- **THE PROBLEM**:
Identify all lines in the data containing the string "number". Copy them out.

- **MATERIAL TO PROCESS**:
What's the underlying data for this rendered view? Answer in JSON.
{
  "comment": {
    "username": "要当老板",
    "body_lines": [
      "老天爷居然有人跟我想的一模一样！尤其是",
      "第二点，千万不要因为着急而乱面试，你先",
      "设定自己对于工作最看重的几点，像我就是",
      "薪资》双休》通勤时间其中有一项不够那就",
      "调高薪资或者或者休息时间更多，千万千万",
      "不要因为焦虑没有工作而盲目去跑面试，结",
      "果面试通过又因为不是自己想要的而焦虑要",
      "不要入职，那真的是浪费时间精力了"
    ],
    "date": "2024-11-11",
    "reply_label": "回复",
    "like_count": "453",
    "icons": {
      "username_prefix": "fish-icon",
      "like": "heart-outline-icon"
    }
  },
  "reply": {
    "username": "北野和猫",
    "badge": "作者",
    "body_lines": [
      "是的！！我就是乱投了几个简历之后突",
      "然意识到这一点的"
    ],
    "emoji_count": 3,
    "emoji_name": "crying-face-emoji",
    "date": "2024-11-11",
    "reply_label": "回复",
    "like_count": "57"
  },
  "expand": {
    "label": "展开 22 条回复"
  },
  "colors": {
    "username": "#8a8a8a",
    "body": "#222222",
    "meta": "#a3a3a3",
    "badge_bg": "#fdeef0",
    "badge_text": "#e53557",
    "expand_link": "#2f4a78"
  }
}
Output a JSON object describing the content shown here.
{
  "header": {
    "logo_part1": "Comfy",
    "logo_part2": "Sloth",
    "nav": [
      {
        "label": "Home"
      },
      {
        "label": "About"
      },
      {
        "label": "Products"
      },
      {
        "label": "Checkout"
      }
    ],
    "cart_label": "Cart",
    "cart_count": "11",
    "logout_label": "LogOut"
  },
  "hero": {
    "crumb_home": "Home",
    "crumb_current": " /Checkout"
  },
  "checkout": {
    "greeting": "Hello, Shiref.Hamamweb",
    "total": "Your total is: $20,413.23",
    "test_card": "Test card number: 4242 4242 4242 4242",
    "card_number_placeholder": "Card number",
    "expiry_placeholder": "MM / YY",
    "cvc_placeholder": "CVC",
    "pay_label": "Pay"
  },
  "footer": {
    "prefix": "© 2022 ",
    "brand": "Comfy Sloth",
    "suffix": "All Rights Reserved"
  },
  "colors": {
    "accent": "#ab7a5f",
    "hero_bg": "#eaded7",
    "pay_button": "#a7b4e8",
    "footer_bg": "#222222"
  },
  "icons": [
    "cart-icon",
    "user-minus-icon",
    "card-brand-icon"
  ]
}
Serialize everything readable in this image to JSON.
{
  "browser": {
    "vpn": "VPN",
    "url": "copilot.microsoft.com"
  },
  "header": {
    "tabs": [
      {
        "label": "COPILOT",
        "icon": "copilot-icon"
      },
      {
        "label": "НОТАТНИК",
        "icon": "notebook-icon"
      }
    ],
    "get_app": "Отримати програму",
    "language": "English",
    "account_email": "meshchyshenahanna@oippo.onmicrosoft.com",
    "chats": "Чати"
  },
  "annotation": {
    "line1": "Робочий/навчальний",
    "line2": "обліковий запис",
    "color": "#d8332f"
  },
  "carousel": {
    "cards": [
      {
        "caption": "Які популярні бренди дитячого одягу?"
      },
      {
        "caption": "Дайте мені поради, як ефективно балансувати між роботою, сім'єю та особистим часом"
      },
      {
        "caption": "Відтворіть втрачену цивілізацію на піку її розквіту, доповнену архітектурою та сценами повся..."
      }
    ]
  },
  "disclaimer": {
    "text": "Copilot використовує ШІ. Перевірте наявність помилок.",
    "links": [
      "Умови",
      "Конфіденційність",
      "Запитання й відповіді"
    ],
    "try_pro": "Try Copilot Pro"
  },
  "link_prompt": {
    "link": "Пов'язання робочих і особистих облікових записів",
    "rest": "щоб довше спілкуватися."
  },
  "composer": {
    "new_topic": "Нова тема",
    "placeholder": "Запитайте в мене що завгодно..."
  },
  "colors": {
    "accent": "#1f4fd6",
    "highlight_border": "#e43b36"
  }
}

- **THE RESPONSE**:
    "test_card": "Test card number: 4242 4242 4242 4242",
    "card_number_placeholder": "Card number",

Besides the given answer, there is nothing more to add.